[Soal]
Hitung baris dalam data di bawah ini yang memuat string "product". Tuliskan angkanya saja.

[Data yang Ditampilkan]

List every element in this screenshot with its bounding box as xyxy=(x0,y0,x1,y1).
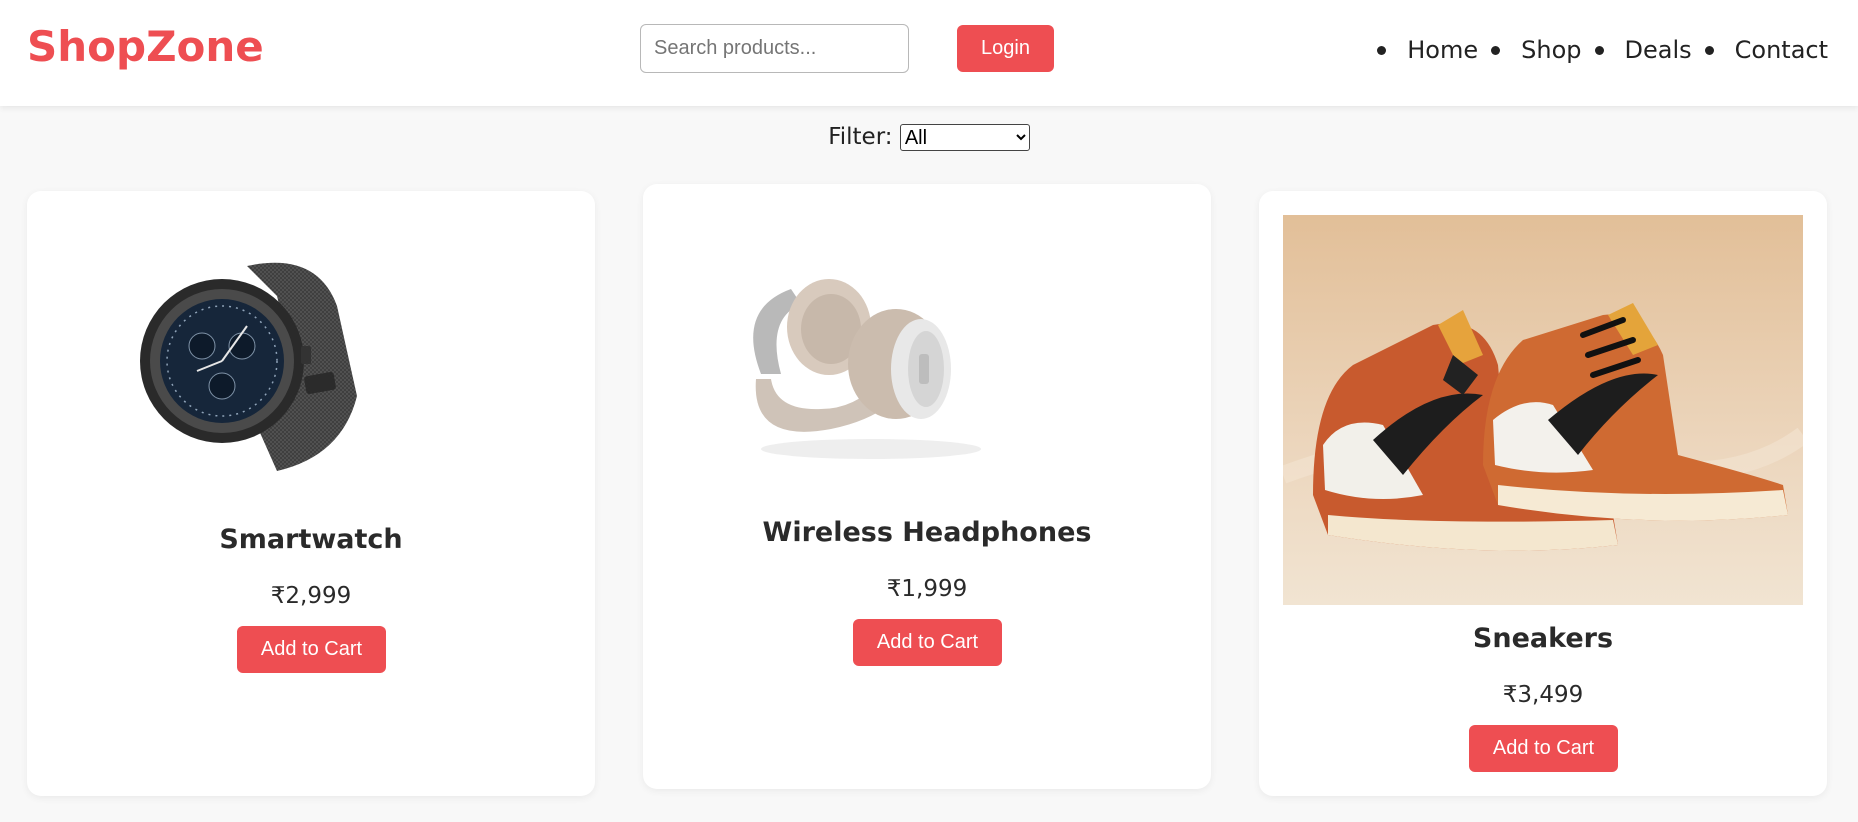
main-nav: Home Shop Deals Contact xyxy=(1364,36,1828,64)
brand-logo[interactable]: ShopZone xyxy=(27,22,264,71)
filter-label: Filter: xyxy=(828,124,893,150)
nav-item-label: Shop xyxy=(1521,36,1582,64)
nav-item-label: Contact xyxy=(1734,36,1828,64)
search-input[interactable] xyxy=(640,24,909,73)
product-title[interactable]: Wireless Headphones xyxy=(643,517,1211,548)
login-button[interactable]: Login xyxy=(957,25,1054,72)
add-to-cart-button[interactable]: Add to Cart xyxy=(1469,725,1618,772)
nav-item-shop[interactable]: Shop xyxy=(1491,36,1582,64)
product-price: ₹1,999 xyxy=(886,576,968,602)
bullet-icon xyxy=(1377,45,1387,55)
filter-select[interactable]: All xyxy=(899,124,1030,151)
product-price: ₹2,999 xyxy=(270,583,352,609)
product-price: ₹3,499 xyxy=(1502,682,1584,708)
nav-item-home[interactable]: Home xyxy=(1377,36,1478,64)
bullet-icon xyxy=(1594,45,1604,55)
header: ShopZone Login Home Shop Deals Contact xyxy=(0,0,1858,106)
sneakers-image xyxy=(1283,215,1803,605)
product-card-sneakers[interactable]: Sneakers ₹3,499 Add to Cart xyxy=(1259,191,1827,796)
product-card-headphones[interactable]: Wireless Headphones ₹1,999 Add to Cart xyxy=(643,184,1211,789)
nav-item-label: Home xyxy=(1407,36,1479,64)
nav-item-label: Deals xyxy=(1624,36,1692,64)
headphones-image xyxy=(753,279,981,459)
nav-item-deals[interactable]: Deals xyxy=(1594,36,1692,64)
product-title[interactable]: Smartwatch xyxy=(27,524,595,555)
product-card-smartwatch[interactable]: Smartwatch ₹2,999 Add to Cart xyxy=(27,191,595,796)
product-title[interactable]: Sneakers xyxy=(1259,623,1827,654)
filter-bar: Filter: All xyxy=(0,124,1858,151)
add-to-cart-button[interactable]: Add to Cart xyxy=(237,626,386,673)
add-to-cart-button[interactable]: Add to Cart xyxy=(853,619,1002,666)
smartwatch-image xyxy=(140,262,357,471)
bullet-icon xyxy=(1704,45,1714,55)
bullet-icon xyxy=(1491,45,1501,55)
nav-item-contact[interactable]: Contact xyxy=(1704,36,1828,64)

[Jawaban]
9